-- EXTRACTED MATERIAL follows --

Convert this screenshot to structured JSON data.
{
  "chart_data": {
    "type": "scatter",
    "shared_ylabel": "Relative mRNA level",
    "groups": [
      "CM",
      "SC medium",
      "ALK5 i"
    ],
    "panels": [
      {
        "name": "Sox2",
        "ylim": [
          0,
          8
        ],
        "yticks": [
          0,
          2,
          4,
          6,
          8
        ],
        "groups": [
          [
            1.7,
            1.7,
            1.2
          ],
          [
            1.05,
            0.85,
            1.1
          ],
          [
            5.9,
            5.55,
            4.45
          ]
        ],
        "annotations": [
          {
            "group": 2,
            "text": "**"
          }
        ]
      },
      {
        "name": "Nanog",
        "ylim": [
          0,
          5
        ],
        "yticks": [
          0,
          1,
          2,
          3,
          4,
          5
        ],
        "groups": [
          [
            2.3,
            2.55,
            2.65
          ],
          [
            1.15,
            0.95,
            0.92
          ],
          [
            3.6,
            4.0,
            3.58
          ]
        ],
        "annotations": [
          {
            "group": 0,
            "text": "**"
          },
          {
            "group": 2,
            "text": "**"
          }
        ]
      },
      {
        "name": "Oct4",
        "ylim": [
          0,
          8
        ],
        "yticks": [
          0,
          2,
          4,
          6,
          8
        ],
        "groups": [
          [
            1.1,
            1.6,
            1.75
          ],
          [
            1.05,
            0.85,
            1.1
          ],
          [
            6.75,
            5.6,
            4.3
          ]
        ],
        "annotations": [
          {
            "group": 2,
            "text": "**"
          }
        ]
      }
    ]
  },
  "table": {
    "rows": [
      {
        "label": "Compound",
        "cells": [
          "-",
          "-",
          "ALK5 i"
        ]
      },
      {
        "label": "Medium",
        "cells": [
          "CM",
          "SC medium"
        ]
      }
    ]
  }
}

-- EXTRACTED MATERIAL concluded --

§ **WHAT YOU SHOULD DO**: What you return must match the listing above exactly, with every line included.

§ **COMPLETED EXERCISE**:
Convert this screenshot to structured JSON data.
{
  "chart_data": {
    "type": "scatter",
    "shared_ylabel": "Relative mRNA level",
    "groups": [
      "CM",
      "SC medium",
      "ALK5 i"
    ],
    "panels": [
      {
        "name": "Sox2",
        "ylim": [
          0,
          8
        ],
        "yticks": [
          0,
          2,
          4,
          6,
          8
        ],
        "groups": [
          [
            1.7,
            1.7,
            1.2
          ],
          [
            1.05,
            0.85,
            1.1
          ],
          [
            5.9,
            5.55,
            4.45
          ]
        ],
        "annotations": [
          {
            "group": 2,
            "text": "**"
          }
        ]
      },
      {
        "name": "Nanog",
        "ylim": [
          0,
          5
        ],
        "yticks": [
          0,
          1,
          2,
          3,
          4,
          5
        ],
        "groups": [
          [
            2.3,
            2.55,
            2.65
          ],
          [
            1.15,
            0.95,
            0.92
          ],
          [
            3.6,
            4.0,
            3.58
          ]
        ],
        "annotations": [
          {
            "group": 0,
            "text": "**"
          },
          {
            "group": 2,
            "text": "**"
          }
        ]
      },
      {
        "name": "Oct4",
        "ylim": [
          0,
          8
        ],
        "yticks": [
          0,
          2,
          4,
          6,
          8
        ],
        "groups": [
          [
            1.1,
            1.6,
            1.75
          ],
          [
            1.05,
            0.85,
            1.1
          ],
          [
            6.75,
            5.6,
            4.3
          ]
        ],
        "annotations": [
          {
            "group": 2,
            "text": "**"
          }
        ]
      }
    ]
  },
  "table": {
    "rows": [
      {
        "label": "Compound",
        "cells": [
          "-",
          "-",
          "ALK5 i"
        ]
      },
      {
        "label": "Medium",
        "cells": [
          "CM",
          "SC medium"
        ]
      }
    ]
  }
}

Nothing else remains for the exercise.